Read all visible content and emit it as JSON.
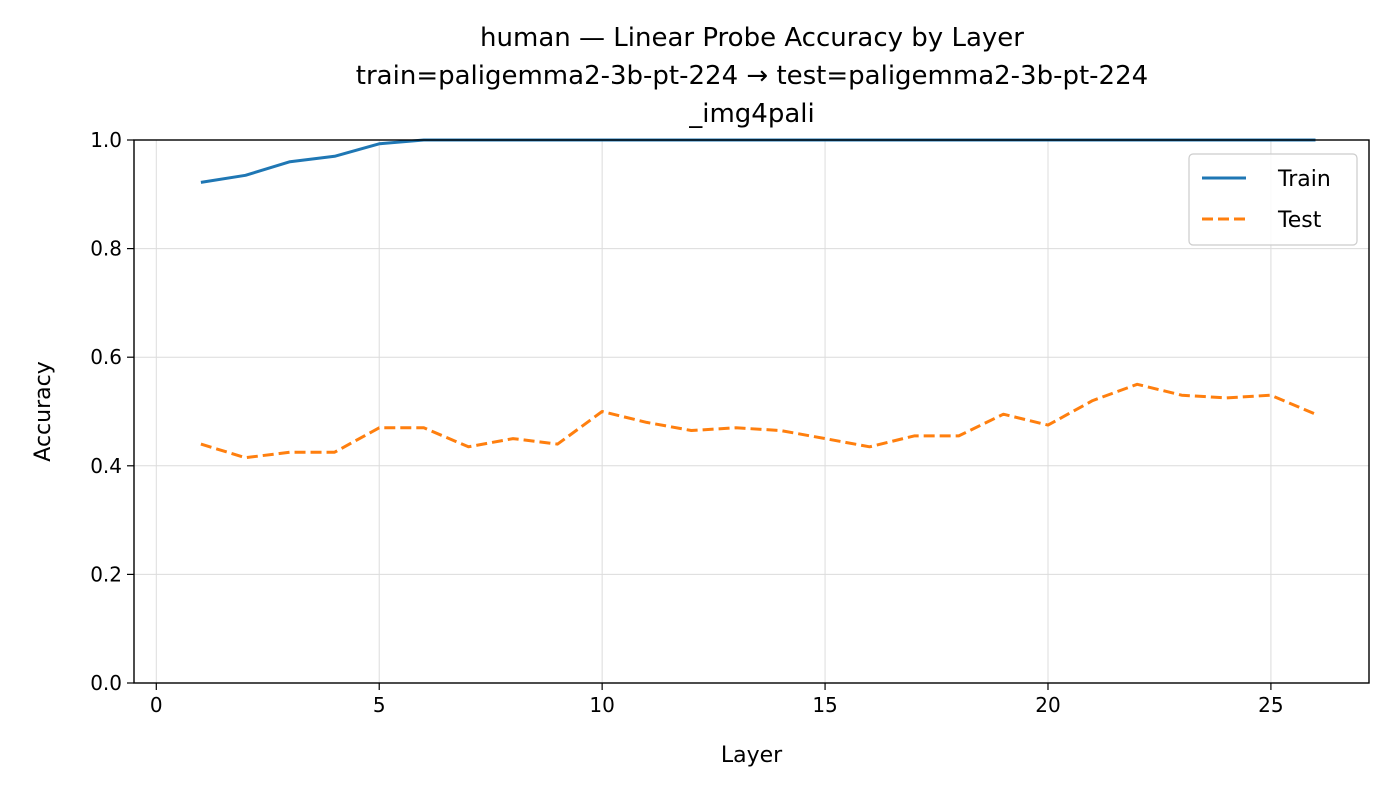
{
  "chart_data": {
    "type": "line",
    "title": "human — Linear Probe Accuracy by Layer",
    "subtitle_lines": [
      "train=paligemma2-3b-pt-224 → test=paligemma2-3b-pt-224",
      "_img4pali"
    ],
    "xlabel": "Layer",
    "ylabel": "Accuracy",
    "xlim": [
      -0.5,
      27.2
    ],
    "ylim": [
      0.0,
      1.0
    ],
    "x_ticks": [
      0,
      5,
      10,
      15,
      20,
      25
    ],
    "y_ticks": [
      0.0,
      0.2,
      0.4,
      0.6,
      0.8,
      1.0
    ],
    "grid": true,
    "legend_position": "top-right",
    "x": [
      1,
      2,
      3,
      4,
      5,
      6,
      7,
      8,
      9,
      10,
      11,
      12,
      13,
      14,
      15,
      16,
      17,
      18,
      19,
      20,
      21,
      22,
      23,
      24,
      25,
      26
    ],
    "series": [
      {
        "name": "Train",
        "color": "#1f77b4",
        "style": "solid",
        "values": [
          0.922,
          0.935,
          0.96,
          0.97,
          0.993,
          1.0,
          1.0,
          1.0,
          1.0,
          1.0,
          1.0,
          1.0,
          1.0,
          1.0,
          1.0,
          1.0,
          1.0,
          1.0,
          1.0,
          1.0,
          1.0,
          1.0,
          1.0,
          1.0,
          1.0,
          1.0
        ]
      },
      {
        "name": "Test",
        "color": "#ff7f0e",
        "style": "dashed",
        "values": [
          0.44,
          0.415,
          0.425,
          0.425,
          0.47,
          0.47,
          0.435,
          0.45,
          0.44,
          0.5,
          0.48,
          0.465,
          0.47,
          0.465,
          0.45,
          0.435,
          0.455,
          0.455,
          0.495,
          0.475,
          0.52,
          0.55,
          0.53,
          0.525,
          0.53,
          0.495
        ]
      }
    ]
  }
}
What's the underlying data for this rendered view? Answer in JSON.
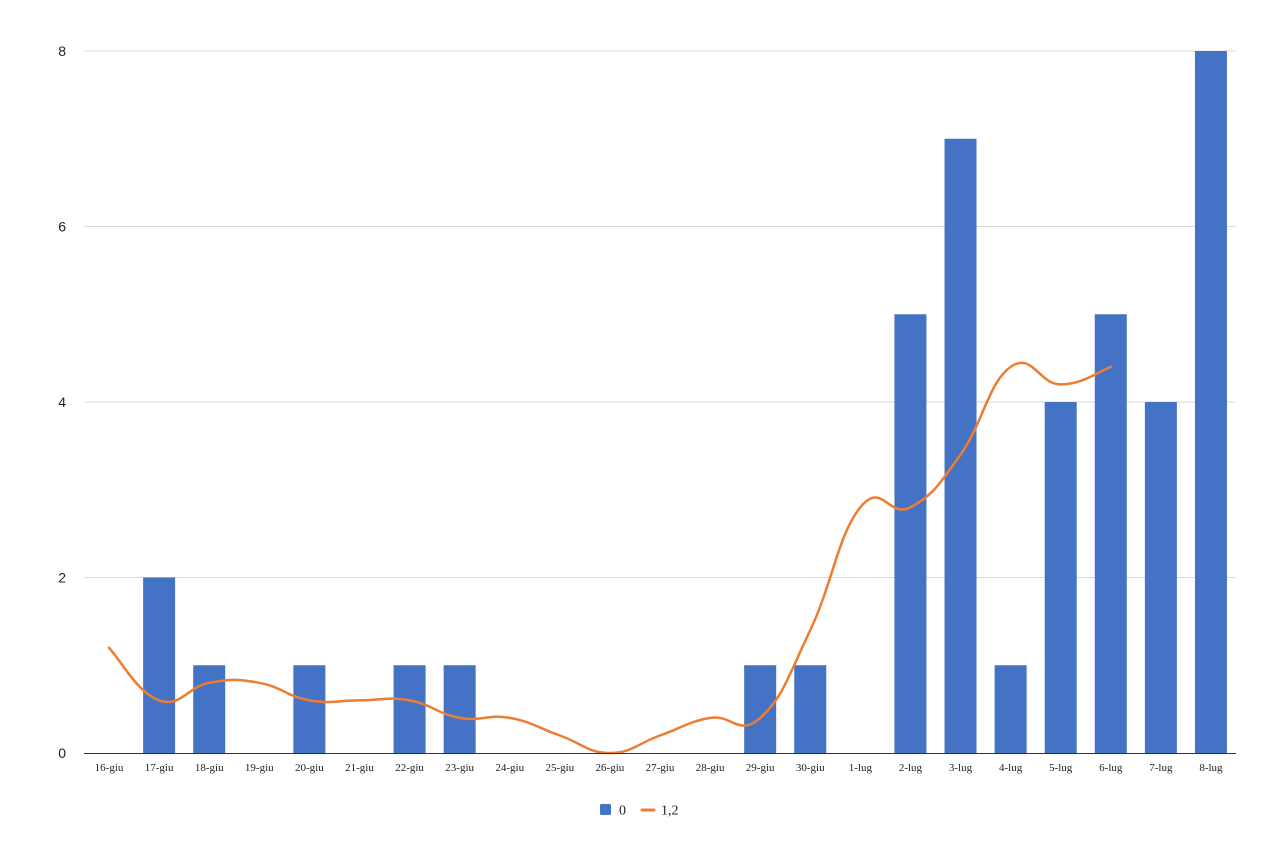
{
  "chart_data": {
    "type": "bar",
    "categories": [
      "16-giu",
      "17-giu",
      "18-giu",
      "19-giu",
      "20-giu",
      "21-giu",
      "22-giu",
      "23-giu",
      "24-giu",
      "25-giu",
      "26-giu",
      "27-giu",
      "28-giu",
      "29-giu",
      "30-giu",
      "1-lug",
      "2-lug",
      "3-lug",
      "4-lug",
      "5-lug",
      "6-lug",
      "7-lug",
      "8-lug"
    ],
    "series": [
      {
        "name": "0",
        "type": "bar",
        "color": "#4472c4",
        "values": [
          0,
          2,
          1,
          0,
          1,
          0,
          1,
          1,
          0,
          0,
          0,
          0,
          0,
          1,
          1,
          0,
          5,
          7,
          1,
          4,
          5,
          4,
          8
        ]
      },
      {
        "name": "1,2",
        "type": "line",
        "smooth": true,
        "color": "#ed7d31",
        "values": [
          1.2,
          0.6,
          0.8,
          0.8,
          0.6,
          0.6,
          0.6,
          0.4,
          0.4,
          0.2,
          0.0,
          0.2,
          0.4,
          0.4,
          1.4,
          2.8,
          2.8,
          3.4,
          4.4,
          4.2,
          4.4,
          null,
          null
        ]
      }
    ],
    "yticks": [
      0,
      2,
      4,
      6,
      8
    ],
    "ylim": [
      0,
      8
    ],
    "grid": true,
    "legend_position": "bottom"
  }
}
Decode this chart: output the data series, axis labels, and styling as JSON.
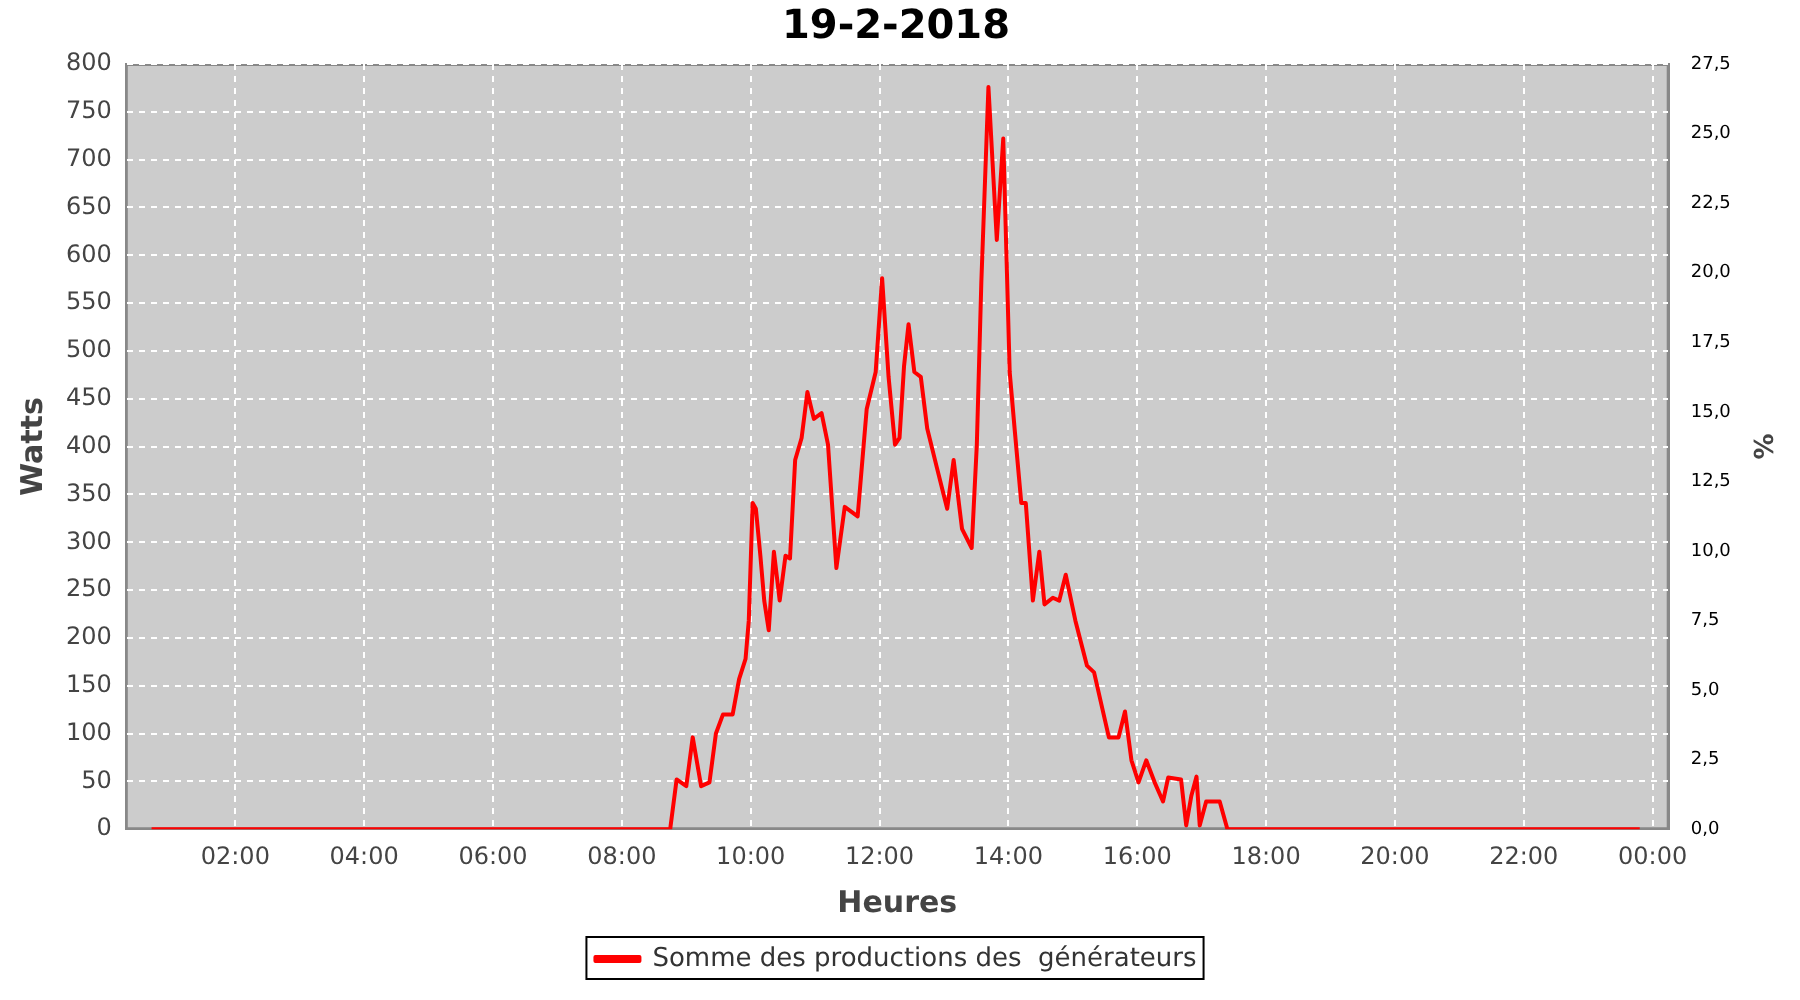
{
  "chart_data": {
    "type": "line",
    "title": "19-2-2018",
    "xlabel": "Heures",
    "ylabel": "Watts",
    "y2label": "%",
    "series": [
      {
        "name": "Somme des productions des  générateurs",
        "color": "#ff0000",
        "x": [
          0.7,
          8.75,
          8.85,
          9.0,
          9.1,
          9.23,
          9.36,
          9.46,
          9.57,
          9.72,
          9.82,
          9.92,
          9.97,
          10.03,
          10.08,
          10.15,
          10.21,
          10.28,
          10.36,
          10.45,
          10.54,
          10.61,
          10.69,
          10.79,
          10.88,
          10.98,
          11.1,
          11.2,
          11.33,
          11.46,
          11.66,
          11.8,
          11.94,
          12.04,
          12.14,
          12.24,
          12.31,
          12.38,
          12.45,
          12.54,
          12.64,
          12.74,
          12.89,
          13.05,
          13.15,
          13.28,
          13.43,
          13.51,
          13.58,
          13.69,
          13.82,
          13.92,
          14.02,
          14.1,
          14.2,
          14.27,
          14.38,
          14.48,
          14.56,
          14.69,
          14.79,
          14.89,
          15.04,
          15.22,
          15.33,
          15.56,
          15.71,
          15.81,
          15.91,
          16.02,
          16.14,
          16.27,
          16.4,
          16.48,
          16.68,
          16.76,
          16.84,
          16.92,
          16.97,
          17.07,
          17.28,
          17.4,
          23.8
        ],
        "values": [
          0,
          0,
          52,
          45,
          96,
          45,
          49,
          100,
          120,
          120,
          157,
          178,
          218,
          341,
          335,
          286,
          239,
          208,
          290,
          239,
          286,
          283,
          386,
          409,
          457,
          429,
          435,
          402,
          273,
          337,
          327,
          439,
          478,
          576,
          473,
          402,
          409,
          484,
          528,
          478,
          473,
          419,
          378,
          335,
          386,
          314,
          294,
          402,
          572,
          776,
          616,
          722,
          478,
          416,
          341,
          341,
          239,
          290,
          235,
          242,
          239,
          266,
          218,
          171,
          164,
          96,
          96,
          123,
          72,
          49,
          72,
          49,
          29,
          54,
          52,
          4,
          35,
          55,
          4,
          29,
          29,
          0,
          0
        ]
      }
    ],
    "xlim": [
      0.3,
      24.25
    ],
    "xticks": [
      {
        "value": 2,
        "label": "02:00"
      },
      {
        "value": 4,
        "label": "04:00"
      },
      {
        "value": 6,
        "label": "06:00"
      },
      {
        "value": 8,
        "label": "08:00"
      },
      {
        "value": 10,
        "label": "10:00"
      },
      {
        "value": 12,
        "label": "12:00"
      },
      {
        "value": 14,
        "label": "14:00"
      },
      {
        "value": 16,
        "label": "16:00"
      },
      {
        "value": 18,
        "label": "18:00"
      },
      {
        "value": 20,
        "label": "20:00"
      },
      {
        "value": 22,
        "label": "22:00"
      },
      {
        "value": 24,
        "label": "00:00"
      }
    ],
    "ylim": [
      0,
      800
    ],
    "yticks": [
      0,
      50,
      100,
      150,
      200,
      250,
      300,
      350,
      400,
      450,
      500,
      550,
      600,
      650,
      700,
      750,
      800
    ],
    "y2lim": [
      0,
      27.5
    ],
    "y2ticks": [
      {
        "value": 0,
        "label": "0,0"
      },
      {
        "value": 2.5,
        "label": "2,5"
      },
      {
        "value": 5,
        "label": "5,0"
      },
      {
        "value": 7.5,
        "label": "7,5"
      },
      {
        "value": 10,
        "label": "10,0"
      },
      {
        "value": 12.5,
        "label": "12,5"
      },
      {
        "value": 15,
        "label": "15,0"
      },
      {
        "value": 17.5,
        "label": "17,5"
      },
      {
        "value": 20,
        "label": "20,0"
      },
      {
        "value": 22.5,
        "label": "22,5"
      },
      {
        "value": 25,
        "label": "25,0"
      },
      {
        "value": 27.5,
        "label": "27,5"
      }
    ],
    "grid": true,
    "legend": "bottom",
    "marker": "none",
    "line_style": "solid"
  }
}
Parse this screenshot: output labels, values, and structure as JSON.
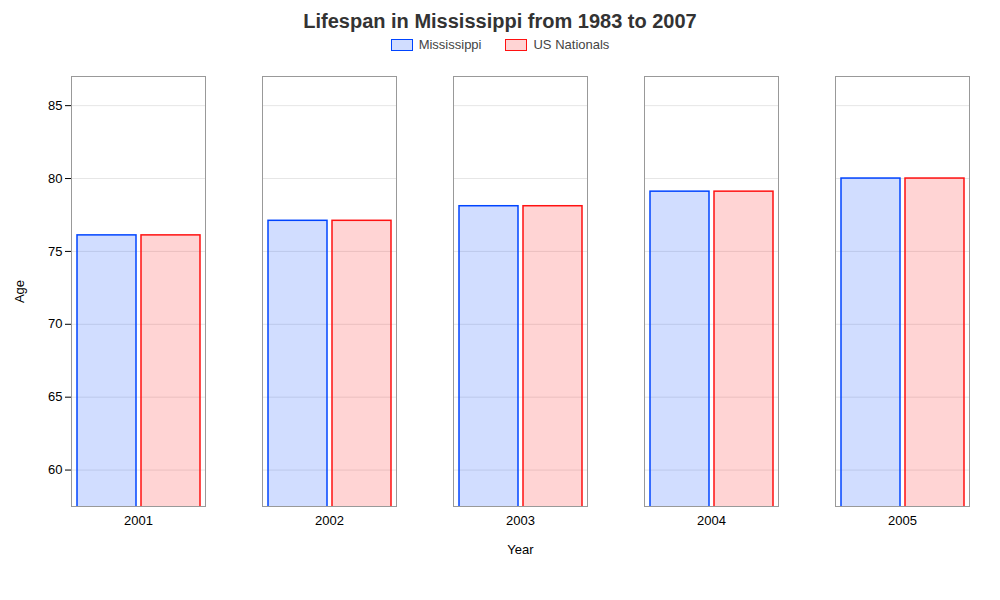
{
  "chart_data": {
    "type": "bar",
    "title": "Lifespan in Mississippi from 1983 to 2007",
    "xlabel": "Year",
    "ylabel": "Age",
    "categories": [
      "2001",
      "2002",
      "2003",
      "2004",
      "2005"
    ],
    "series": [
      {
        "name": "Mississippi",
        "color": "#0044ff",
        "values": [
          76.1,
          77.1,
          78.1,
          79.1,
          80.0
        ]
      },
      {
        "name": "US Nationals",
        "color": "#ff1111",
        "values": [
          76.1,
          77.1,
          78.1,
          79.1,
          80.0
        ]
      }
    ],
    "ylim": [
      57.5,
      87
    ],
    "yticks": [
      60,
      65,
      70,
      75,
      80,
      85
    ],
    "grid": true,
    "legend": "top"
  }
}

───

• [REQUEST] Make an exact copy of only those lines that run from the line with "Parse this screenshot: output" through the end of the records, excluding pictures.

• [SOLUTION TO THE PROBLEM]
Parse this screenshot: output labels, values, and structure as JSON.
{
  "chart_data": {
    "type": "bar",
    "title": "Lifespan in Mississippi from 1983 to 2007",
    "xlabel": "Year",
    "ylabel": "Age",
    "categories": [
      "2001",
      "2002",
      "2003",
      "2004",
      "2005"
    ],
    "series": [
      {
        "name": "Mississippi",
        "color": "#0044ff",
        "values": [
          76.1,
          77.1,
          78.1,
          79.1,
          80.0
        ]
      },
      {
        "name": "US Nationals",
        "color": "#ff1111",
        "values": [
          76.1,
          77.1,
          78.1,
          79.1,
          80.0
        ]
      }
    ],
    "ylim": [
      57.5,
      87
    ],
    "yticks": [
      60,
      65,
      70,
      75,
      80,
      85
    ],
    "grid": true,
    "legend": "top"
  }
}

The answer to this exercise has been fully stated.